Locate each line holding the string "content" and copy it.

## Start Records supplied

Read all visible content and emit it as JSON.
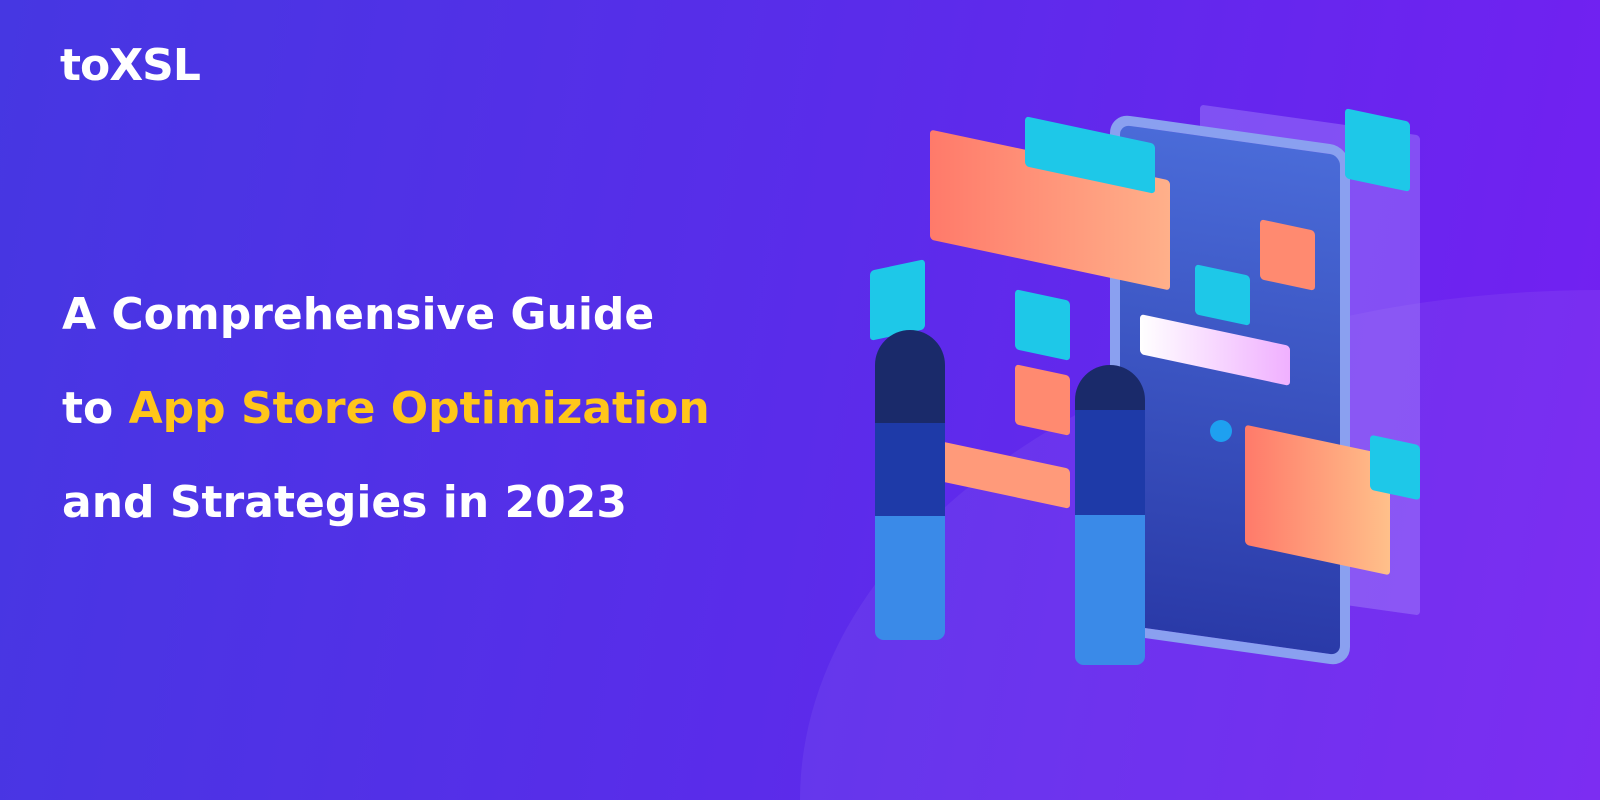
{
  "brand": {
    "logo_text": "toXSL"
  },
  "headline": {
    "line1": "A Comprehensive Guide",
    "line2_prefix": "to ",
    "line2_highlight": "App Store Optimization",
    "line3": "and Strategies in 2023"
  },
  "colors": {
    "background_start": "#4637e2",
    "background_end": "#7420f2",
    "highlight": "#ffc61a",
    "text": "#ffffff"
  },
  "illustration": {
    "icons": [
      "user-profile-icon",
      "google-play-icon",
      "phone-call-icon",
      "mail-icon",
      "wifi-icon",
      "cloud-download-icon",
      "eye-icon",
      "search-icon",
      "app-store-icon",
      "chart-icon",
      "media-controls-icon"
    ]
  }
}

## End Records supplied
## Start Records supplied

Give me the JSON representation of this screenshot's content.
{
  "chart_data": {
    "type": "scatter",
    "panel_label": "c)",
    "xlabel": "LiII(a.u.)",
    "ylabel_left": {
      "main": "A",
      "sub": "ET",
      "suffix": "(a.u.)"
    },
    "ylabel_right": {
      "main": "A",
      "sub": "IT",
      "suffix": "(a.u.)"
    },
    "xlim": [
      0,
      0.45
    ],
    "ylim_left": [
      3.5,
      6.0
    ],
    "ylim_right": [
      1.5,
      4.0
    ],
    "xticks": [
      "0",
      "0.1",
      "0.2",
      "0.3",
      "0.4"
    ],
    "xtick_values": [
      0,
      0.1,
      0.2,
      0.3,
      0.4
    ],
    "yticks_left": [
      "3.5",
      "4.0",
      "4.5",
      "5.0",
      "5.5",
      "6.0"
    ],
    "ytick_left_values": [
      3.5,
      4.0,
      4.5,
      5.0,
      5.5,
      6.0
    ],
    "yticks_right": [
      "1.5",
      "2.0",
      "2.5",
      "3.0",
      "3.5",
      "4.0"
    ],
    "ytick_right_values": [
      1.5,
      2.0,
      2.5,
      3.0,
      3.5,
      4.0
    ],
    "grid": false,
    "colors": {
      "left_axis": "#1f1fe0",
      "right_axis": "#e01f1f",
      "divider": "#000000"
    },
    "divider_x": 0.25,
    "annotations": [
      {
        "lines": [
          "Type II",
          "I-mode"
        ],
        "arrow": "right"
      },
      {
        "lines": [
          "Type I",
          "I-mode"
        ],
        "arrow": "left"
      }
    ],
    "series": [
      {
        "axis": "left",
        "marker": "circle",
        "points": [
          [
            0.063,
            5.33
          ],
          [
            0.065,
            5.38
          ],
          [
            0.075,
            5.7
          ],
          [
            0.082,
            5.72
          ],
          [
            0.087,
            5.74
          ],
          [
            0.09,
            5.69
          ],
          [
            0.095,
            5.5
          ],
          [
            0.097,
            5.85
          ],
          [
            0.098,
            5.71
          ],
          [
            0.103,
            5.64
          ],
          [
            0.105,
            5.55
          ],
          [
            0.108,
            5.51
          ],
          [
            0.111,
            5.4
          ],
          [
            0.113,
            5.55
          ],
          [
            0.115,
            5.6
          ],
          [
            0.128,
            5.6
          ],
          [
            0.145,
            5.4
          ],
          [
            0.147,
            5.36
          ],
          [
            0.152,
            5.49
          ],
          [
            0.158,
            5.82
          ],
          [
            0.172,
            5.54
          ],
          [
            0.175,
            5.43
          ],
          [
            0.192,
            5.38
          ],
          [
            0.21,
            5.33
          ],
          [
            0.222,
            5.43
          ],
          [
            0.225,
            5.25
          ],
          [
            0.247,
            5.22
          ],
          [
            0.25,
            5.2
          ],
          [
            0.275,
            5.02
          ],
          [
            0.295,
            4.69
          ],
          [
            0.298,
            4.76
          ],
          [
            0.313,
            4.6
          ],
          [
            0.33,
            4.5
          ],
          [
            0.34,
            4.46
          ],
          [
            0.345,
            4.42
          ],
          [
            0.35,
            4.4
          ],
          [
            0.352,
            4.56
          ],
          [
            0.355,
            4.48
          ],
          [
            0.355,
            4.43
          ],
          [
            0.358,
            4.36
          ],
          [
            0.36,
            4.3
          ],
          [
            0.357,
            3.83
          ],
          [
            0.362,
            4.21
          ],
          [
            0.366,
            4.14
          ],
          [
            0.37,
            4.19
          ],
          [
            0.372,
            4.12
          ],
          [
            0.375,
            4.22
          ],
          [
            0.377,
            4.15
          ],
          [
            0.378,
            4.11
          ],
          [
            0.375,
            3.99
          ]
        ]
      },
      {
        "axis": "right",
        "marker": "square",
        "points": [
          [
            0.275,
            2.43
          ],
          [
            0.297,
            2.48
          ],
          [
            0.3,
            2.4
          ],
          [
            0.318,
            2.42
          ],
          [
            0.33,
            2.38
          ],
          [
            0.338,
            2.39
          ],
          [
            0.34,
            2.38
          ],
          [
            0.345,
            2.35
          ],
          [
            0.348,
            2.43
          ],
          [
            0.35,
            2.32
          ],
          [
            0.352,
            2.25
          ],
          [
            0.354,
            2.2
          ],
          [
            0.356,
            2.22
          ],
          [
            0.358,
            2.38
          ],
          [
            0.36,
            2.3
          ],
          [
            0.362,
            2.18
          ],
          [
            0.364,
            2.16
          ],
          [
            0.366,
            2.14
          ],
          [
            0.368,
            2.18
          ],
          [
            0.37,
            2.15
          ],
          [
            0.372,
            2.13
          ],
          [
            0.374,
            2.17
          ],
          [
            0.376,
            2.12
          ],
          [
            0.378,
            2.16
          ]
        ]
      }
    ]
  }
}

## End Records supplied

_Exercise answer_
Read all visible content and emit it as JSON.
Give me the JSON representation of this screenshot's content.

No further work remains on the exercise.